Task brief: Go through the material and pull out every line with the string "University" in it.

Entries from a dataset
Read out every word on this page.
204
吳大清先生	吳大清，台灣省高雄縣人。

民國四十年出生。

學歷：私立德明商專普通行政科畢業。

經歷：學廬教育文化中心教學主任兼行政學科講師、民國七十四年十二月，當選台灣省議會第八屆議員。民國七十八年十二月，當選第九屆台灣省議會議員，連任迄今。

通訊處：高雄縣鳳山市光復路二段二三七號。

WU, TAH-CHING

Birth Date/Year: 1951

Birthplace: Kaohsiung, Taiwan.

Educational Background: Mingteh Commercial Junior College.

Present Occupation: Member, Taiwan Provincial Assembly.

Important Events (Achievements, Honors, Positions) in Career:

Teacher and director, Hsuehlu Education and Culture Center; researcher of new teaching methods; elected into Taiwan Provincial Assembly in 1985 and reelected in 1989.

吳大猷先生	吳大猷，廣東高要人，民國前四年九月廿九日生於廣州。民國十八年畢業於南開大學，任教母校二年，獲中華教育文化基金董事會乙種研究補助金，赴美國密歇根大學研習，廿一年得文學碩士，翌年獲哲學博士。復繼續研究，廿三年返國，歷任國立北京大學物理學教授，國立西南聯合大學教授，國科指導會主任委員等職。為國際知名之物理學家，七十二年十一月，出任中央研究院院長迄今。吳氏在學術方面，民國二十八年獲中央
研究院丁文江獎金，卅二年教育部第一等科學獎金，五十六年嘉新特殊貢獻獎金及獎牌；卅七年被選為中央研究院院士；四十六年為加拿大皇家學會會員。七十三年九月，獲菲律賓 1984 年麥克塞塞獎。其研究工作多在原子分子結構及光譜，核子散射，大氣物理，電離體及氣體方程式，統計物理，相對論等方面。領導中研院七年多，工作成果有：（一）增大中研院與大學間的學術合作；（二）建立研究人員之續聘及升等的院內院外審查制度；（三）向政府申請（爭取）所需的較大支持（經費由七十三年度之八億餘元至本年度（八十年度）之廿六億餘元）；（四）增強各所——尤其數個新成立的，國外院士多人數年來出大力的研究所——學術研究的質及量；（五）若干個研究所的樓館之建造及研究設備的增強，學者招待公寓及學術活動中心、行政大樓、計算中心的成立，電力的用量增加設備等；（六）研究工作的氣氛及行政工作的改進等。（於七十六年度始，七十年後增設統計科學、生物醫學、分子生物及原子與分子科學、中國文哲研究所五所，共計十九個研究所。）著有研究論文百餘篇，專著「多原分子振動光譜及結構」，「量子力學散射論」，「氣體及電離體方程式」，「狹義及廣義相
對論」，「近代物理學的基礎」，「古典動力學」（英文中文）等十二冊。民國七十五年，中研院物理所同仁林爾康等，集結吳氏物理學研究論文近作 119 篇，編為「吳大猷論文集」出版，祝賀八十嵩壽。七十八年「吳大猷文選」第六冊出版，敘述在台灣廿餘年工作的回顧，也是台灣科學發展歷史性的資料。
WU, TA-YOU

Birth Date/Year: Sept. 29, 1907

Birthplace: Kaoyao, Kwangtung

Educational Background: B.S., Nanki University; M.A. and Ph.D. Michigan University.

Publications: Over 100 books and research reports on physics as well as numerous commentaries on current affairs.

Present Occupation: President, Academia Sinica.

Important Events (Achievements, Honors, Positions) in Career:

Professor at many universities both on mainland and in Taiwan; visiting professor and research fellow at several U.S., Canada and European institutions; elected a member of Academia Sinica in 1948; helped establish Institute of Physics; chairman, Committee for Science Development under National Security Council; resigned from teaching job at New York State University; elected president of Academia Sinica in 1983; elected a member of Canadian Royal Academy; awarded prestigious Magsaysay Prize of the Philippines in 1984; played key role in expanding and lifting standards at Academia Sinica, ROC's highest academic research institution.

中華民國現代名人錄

Exercise response:
Educational Background: B.S., Nanki University; M.A. and Ph.D. Michigan University.
Professor at many universities both on mainland and in Taiwan; visiting professor and research fellow at several U.S., Canada and European institutions; elected a member of Academia Sinica in 1948; helped establish Institute of Physics; chairman, Committee for Science Development under National Security Council; resigned from teaching job at New York State University; elected president of Academia Sinica in 1983; elected a member of Canadian Royal Academy; awarded prestigious Magsaysay Prize of the Philippines in 1984; played key role in expanding and lifting standards at Academia Sinica, ROC's highest academic research institution.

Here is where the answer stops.